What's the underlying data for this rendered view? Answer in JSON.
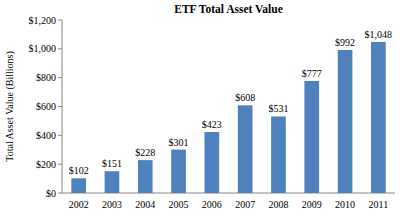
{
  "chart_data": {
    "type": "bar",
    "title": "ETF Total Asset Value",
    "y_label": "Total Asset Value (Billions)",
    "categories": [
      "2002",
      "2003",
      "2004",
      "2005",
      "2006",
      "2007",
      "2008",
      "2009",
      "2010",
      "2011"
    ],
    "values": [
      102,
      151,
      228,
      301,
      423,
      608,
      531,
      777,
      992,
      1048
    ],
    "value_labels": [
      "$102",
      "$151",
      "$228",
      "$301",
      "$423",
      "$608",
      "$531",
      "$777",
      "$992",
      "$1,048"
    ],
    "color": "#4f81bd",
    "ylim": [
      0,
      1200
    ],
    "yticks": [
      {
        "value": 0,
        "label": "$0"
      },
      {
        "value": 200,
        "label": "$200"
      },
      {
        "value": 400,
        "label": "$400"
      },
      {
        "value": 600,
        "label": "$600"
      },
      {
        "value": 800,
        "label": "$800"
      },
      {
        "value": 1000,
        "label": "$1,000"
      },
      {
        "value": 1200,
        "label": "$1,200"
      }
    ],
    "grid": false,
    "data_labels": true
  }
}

• WHAT IS NEEDED
What you return should match the records above word for word, minus the pictures.

• COMPLETED TASK
What's the underlying data for this rendered view? Answer in JSON.
{
  "chart_data": {
    "type": "bar",
    "title": "ETF Total Asset Value",
    "y_label": "Total Asset Value (Billions)",
    "categories": [
      "2002",
      "2003",
      "2004",
      "2005",
      "2006",
      "2007",
      "2008",
      "2009",
      "2010",
      "2011"
    ],
    "values": [
      102,
      151,
      228,
      301,
      423,
      608,
      531,
      777,
      992,
      1048
    ],
    "value_labels": [
      "$102",
      "$151",
      "$228",
      "$301",
      "$423",
      "$608",
      "$531",
      "$777",
      "$992",
      "$1,048"
    ],
    "color": "#4f81bd",
    "ylim": [
      0,
      1200
    ],
    "yticks": [
      {
        "value": 0,
        "label": "$0"
      },
      {
        "value": 200,
        "label": "$200"
      },
      {
        "value": 400,
        "label": "$400"
      },
      {
        "value": 600,
        "label": "$600"
      },
      {
        "value": 800,
        "label": "$800"
      },
      {
        "value": 1000,
        "label": "$1,000"
      },
      {
        "value": 1200,
        "label": "$1,200"
      }
    ],
    "grid": false,
    "data_labels": true
  }
}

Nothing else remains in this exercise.